All lines in which the word "Vorsitz" occurs are to be extracted.

** START OF RECORDS PROVIDED **

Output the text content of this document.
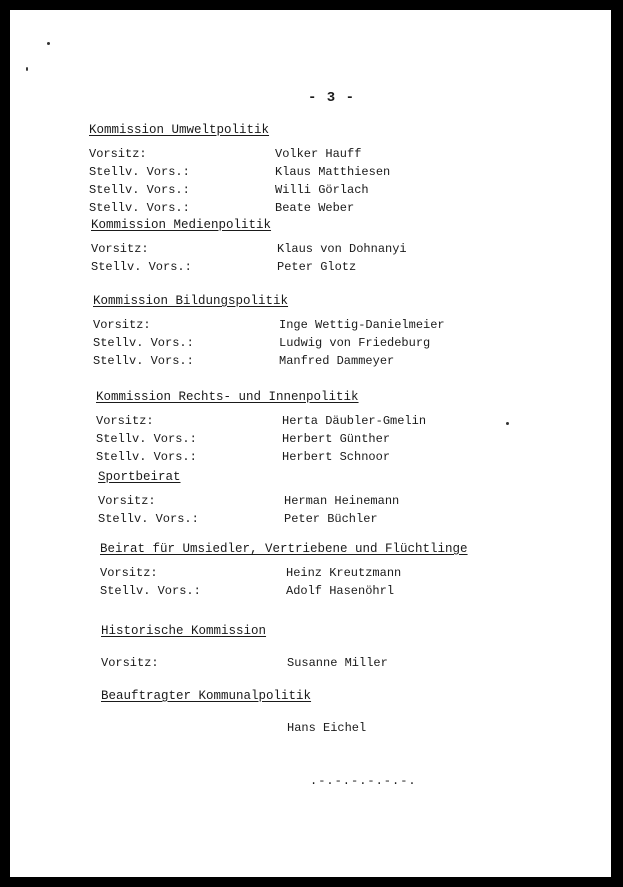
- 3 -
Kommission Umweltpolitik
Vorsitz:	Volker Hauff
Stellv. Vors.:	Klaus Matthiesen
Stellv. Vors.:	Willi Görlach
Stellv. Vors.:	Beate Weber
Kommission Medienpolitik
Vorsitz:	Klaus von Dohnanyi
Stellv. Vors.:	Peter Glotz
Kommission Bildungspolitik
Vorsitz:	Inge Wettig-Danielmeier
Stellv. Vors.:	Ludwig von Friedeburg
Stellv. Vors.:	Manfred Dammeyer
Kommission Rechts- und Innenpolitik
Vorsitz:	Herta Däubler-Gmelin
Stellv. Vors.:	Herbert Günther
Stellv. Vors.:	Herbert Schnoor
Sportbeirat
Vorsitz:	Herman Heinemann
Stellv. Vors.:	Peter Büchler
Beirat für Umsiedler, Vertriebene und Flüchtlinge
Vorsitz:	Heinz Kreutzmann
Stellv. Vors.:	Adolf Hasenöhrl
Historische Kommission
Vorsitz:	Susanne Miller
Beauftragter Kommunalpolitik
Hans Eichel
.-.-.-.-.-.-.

** END OF RECORDS PROVIDED **
** START OF RECORDS PROVIDED **

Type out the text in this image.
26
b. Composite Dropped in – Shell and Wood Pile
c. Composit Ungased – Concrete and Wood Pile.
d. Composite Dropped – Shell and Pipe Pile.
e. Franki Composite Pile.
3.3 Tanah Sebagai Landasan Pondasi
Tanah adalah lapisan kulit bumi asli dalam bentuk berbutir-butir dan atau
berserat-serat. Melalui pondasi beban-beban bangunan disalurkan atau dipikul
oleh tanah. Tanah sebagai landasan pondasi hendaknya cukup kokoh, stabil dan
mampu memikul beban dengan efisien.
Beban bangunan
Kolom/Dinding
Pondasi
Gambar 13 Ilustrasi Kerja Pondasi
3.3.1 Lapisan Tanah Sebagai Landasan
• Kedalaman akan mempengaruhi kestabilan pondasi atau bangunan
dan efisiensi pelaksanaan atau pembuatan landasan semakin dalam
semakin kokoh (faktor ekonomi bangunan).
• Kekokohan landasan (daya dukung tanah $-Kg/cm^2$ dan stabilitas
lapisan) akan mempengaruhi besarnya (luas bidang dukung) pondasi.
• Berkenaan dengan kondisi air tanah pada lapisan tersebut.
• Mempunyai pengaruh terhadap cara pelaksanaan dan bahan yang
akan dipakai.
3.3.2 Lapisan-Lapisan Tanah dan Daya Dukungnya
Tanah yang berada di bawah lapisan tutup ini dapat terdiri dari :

** END OF RECORDS PROVIDED **

* ANSWER FOR THE TASK
Vorsitz:	Volker Hauff
Vorsitz:	Klaus von Dohnanyi
Vorsitz:	Inge Wettig-Danielmeier
Vorsitz:	Herta Däubler-Gmelin
Vorsitz:	Herman Heinemann
Vorsitz:	Heinz Kreutzmann
Vorsitz:	Susanne Miller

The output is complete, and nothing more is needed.